»»

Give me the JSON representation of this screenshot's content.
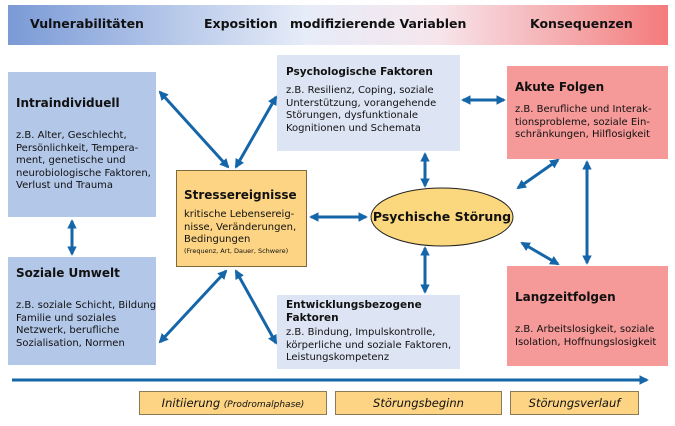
{
  "header": {
    "vulnerabilities": "Vulnerabilitäten",
    "exposure": "Exposition",
    "moderating": "modifizierende Variablen",
    "consequences": "Konsequenzen"
  },
  "intraindividual": {
    "title": "Intraindividuell",
    "lines": [
      "z.B. Alter, Geschlecht,",
      "Persönlichkeit, Tempera-",
      "ment, genetische und",
      "neurobiologische Faktoren,",
      "Verlust und Trauma"
    ]
  },
  "social": {
    "title": "Soziale Umwelt",
    "lines": [
      "z.B. soziale Schicht, Bildung,",
      "Familie und soziales",
      "Netzwerk, berufliche",
      "Sozialisation, Normen"
    ]
  },
  "stress": {
    "title": "Stressereignisse",
    "lines": [
      "kritische Lebensereig-",
      "nisse, Veränderungen,",
      "Bedingungen"
    ],
    "note": "(Frequenz, Art, Dauer, Schwere)"
  },
  "psych": {
    "title": "Psychologische Faktoren",
    "lines": [
      "z.B. Resilienz, Coping, soziale",
      "Unterstützung, vorangehende",
      "Störungen, dysfunktionale",
      "Kognitionen und Schemata"
    ]
  },
  "dev": {
    "title_lines": [
      "Entwicklungsbezogene",
      "Faktoren"
    ],
    "lines": [
      "z.B. Bindung, Impulskontrolle,",
      "körperliche und soziale Faktoren,",
      "Leistungskompetenz"
    ]
  },
  "disorder": {
    "label": "Psychische Störung"
  },
  "acute": {
    "title": "Akute Folgen",
    "lines": [
      "z.B. Berufliche und Interak-",
      "tionsprobleme, soziale Ein-",
      "schränkungen, Hilflosigkeit"
    ]
  },
  "longterm": {
    "title": "Langzeitfolgen",
    "lines": [
      "z.B. Arbeitslosigkeit, soziale",
      "Isolation, Hoffnungslosigkeit"
    ]
  },
  "phases": {
    "initiation": "Initiierung",
    "initiation_sub": "(Prodromalphase)",
    "onset": "Störungsbeginn",
    "course": "Störungsverlauf"
  },
  "colors": {
    "arrow": "#1566a8",
    "blue_box": "#b3c7e8",
    "light_blue_box": "#dde5f4",
    "orange_box": "#fcd483",
    "red_box": "#f59a99",
    "ellipse": "#fbd77e"
  }
}
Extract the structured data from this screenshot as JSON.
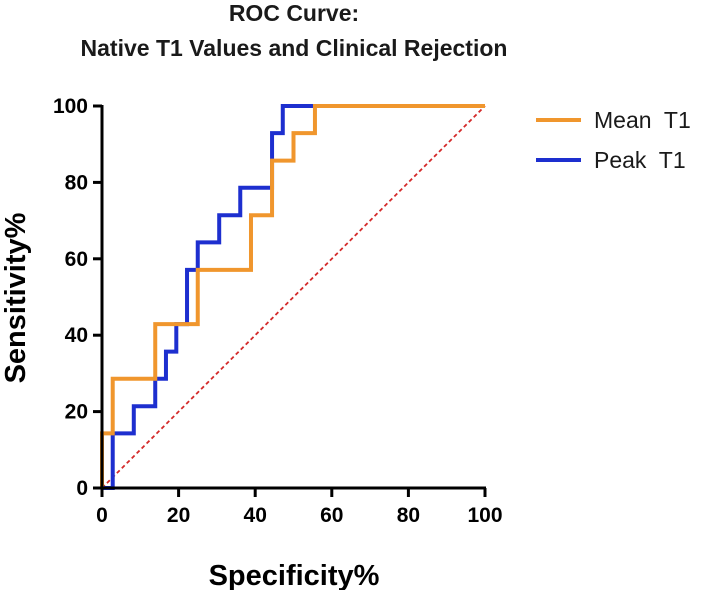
{
  "chart_data": {
    "type": "line",
    "title": "ROC Curve:",
    "subtitle": "Native T1 Values and  Clinical  Rejection",
    "xlabel": "Specificity%",
    "ylabel": "Sensitivity%",
    "xlim": [
      0,
      100
    ],
    "ylim": [
      0,
      100
    ],
    "xticks": [
      "0",
      "20",
      "40",
      "60",
      "80",
      "100"
    ],
    "yticks": [
      "0",
      "20",
      "40",
      "60",
      "80",
      "100"
    ],
    "grid": false,
    "legend_position": "right",
    "series": [
      {
        "name": "Mean  T1",
        "color": "#f0962d",
        "x": [
          0,
          0,
          2.8,
          2.8,
          13.9,
          13.9,
          25,
          25,
          38.9,
          38.9,
          44.4,
          44.4,
          50,
          50,
          55.6,
          55.6,
          100
        ],
        "y": [
          0,
          14.3,
          14.3,
          28.6,
          28.6,
          42.9,
          42.9,
          57.1,
          57.1,
          71.4,
          71.4,
          85.7,
          85.7,
          92.9,
          92.9,
          100,
          100
        ]
      },
      {
        "name": "Peak  T1",
        "color": "#1d2fcf",
        "x": [
          0,
          2.8,
          2.8,
          8.3,
          8.3,
          13.9,
          13.9,
          16.7,
          16.7,
          19.4,
          19.4,
          22.2,
          22.2,
          25,
          25,
          30.6,
          30.6,
          36.1,
          36.1,
          44.4,
          44.4,
          47.2,
          47.2,
          50,
          50,
          100
        ],
        "y": [
          0,
          0,
          14.3,
          14.3,
          21.4,
          21.4,
          28.6,
          28.6,
          35.7,
          35.7,
          42.9,
          42.9,
          57.1,
          57.1,
          64.3,
          64.3,
          71.4,
          71.4,
          78.6,
          78.6,
          92.9,
          92.9,
          100,
          100,
          100,
          100
        ]
      }
    ],
    "reference_line": {
      "x": [
        0,
        100
      ],
      "y": [
        0,
        100
      ],
      "color": "#d42a2a",
      "style": "dashed"
    }
  }
}
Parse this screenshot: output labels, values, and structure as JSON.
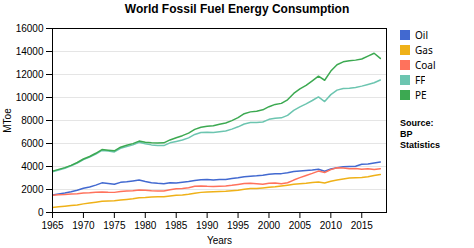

««

--- REQUIREMENT ---
Repeat the material above verbatim. Leave the pictures behind.

--- THE ANSWER ---
Give me the JSON representation of this screenshot's content.
{
  "header": {
    "vulnerabilities": "Vulnerabilitäten",
    "exposure": "Exposition",
    "moderating": "modifizierende Variablen",
    "consequences": "Konsequenzen"
  },
  "intraindividual": {
    "title": "Intraindividuell",
    "lines": [
      "z.B. Alter, Geschlecht,",
      "Persönlichkeit, Tempera-",
      "ment, genetische und",
      "neurobiologische Faktoren,",
      "Verlust und Trauma"
    ]
  },
  "social": {
    "title": "Soziale Umwelt",
    "lines": [
      "z.B. soziale Schicht, Bildung,",
      "Familie und soziales",
      "Netzwerk, berufliche",
      "Sozialisation, Normen"
    ]
  },
  "stress": {
    "title": "Stressereignisse",
    "lines": [
      "kritische Lebensereig-",
      "nisse, Veränderungen,",
      "Bedingungen"
    ],
    "note": "(Frequenz, Art, Dauer, Schwere)"
  },
  "psych": {
    "title": "Psychologische Faktoren",
    "lines": [
      "z.B. Resilienz, Coping, soziale",
      "Unterstützung, vorangehende",
      "Störungen, dysfunktionale",
      "Kognitionen und Schemata"
    ]
  },
  "dev": {
    "title_lines": [
      "Entwicklungsbezogene",
      "Faktoren"
    ],
    "lines": [
      "z.B. Bindung, Impulskontrolle,",
      "körperliche und soziale Faktoren,",
      "Leistungskompetenz"
    ]
  },
  "disorder": {
    "label": "Psychische Störung"
  },
  "acute": {
    "title": "Akute Folgen",
    "lines": [
      "z.B. Berufliche und Interak-",
      "tionsprobleme, soziale Ein-",
      "schränkungen, Hilflosigkeit"
    ]
  },
  "longterm": {
    "title": "Langzeitfolgen",
    "lines": [
      "z.B. Arbeitslosigkeit, soziale",
      "Isolation, Hoffnungslosigkeit"
    ]
  },
  "phases": {
    "initiation": "Initiierung",
    "initiation_sub": "(Prodromalphase)",
    "onset": "Störungsbeginn",
    "course": "Störungsverlauf"
  },
  "colors": {
    "arrow": "#1566a8",
    "blue_box": "#b3c7e8",
    "light_blue_box": "#dde5f4",
    "orange_box": "#fcd483",
    "red_box": "#f59a99",
    "ellipse": "#fbd77e"
  }
}
Extract the structured data from this screenshot as JSON.
{
  "chart_data": {
    "type": "line",
    "title": "ROC Curve:",
    "subtitle": "Native T1 Values and  Clinical  Rejection",
    "xlabel": "Specificity%",
    "ylabel": "Sensitivity%",
    "xlim": [
      0,
      100
    ],
    "ylim": [
      0,
      100
    ],
    "xticks": [
      "0",
      "20",
      "40",
      "60",
      "80",
      "100"
    ],
    "yticks": [
      "0",
      "20",
      "40",
      "60",
      "80",
      "100"
    ],
    "grid": false,
    "legend_position": "right",
    "series": [
      {
        "name": "Mean  T1",
        "color": "#f0962d",
        "x": [
          0,
          0,
          2.8,
          2.8,
          13.9,
          13.9,
          25,
          25,
          38.9,
          38.9,
          44.4,
          44.4,
          50,
          50,
          55.6,
          55.6,
          100
        ],
        "y": [
          0,
          14.3,
          14.3,
          28.6,
          28.6,
          42.9,
          42.9,
          57.1,
          57.1,
          71.4,
          71.4,
          85.7,
          85.7,
          92.9,
          92.9,
          100,
          100
        ]
      },
      {
        "name": "Peak  T1",
        "color": "#1d2fcf",
        "x": [
          0,
          2.8,
          2.8,
          8.3,
          8.3,
          13.9,
          13.9,
          16.7,
          16.7,
          19.4,
          19.4,
          22.2,
          22.2,
          25,
          25,
          30.6,
          30.6,
          36.1,
          36.1,
          44.4,
          44.4,
          47.2,
          47.2,
          50,
          50,
          100
        ],
        "y": [
          0,
          0,
          14.3,
          14.3,
          21.4,
          21.4,
          28.6,
          28.6,
          35.7,
          35.7,
          42.9,
          42.9,
          57.1,
          57.1,
          64.3,
          64.3,
          71.4,
          71.4,
          78.6,
          78.6,
          92.9,
          92.9,
          100,
          100,
          100,
          100
        ]
      }
    ],
    "reference_line": {
      "x": [
        0,
        100
      ],
      "y": [
        0,
        100
      ],
      "color": "#d42a2a",
      "style": "dashed"
    }
  }
}
Parse this screenshot: output labels, values, and structure as JSON.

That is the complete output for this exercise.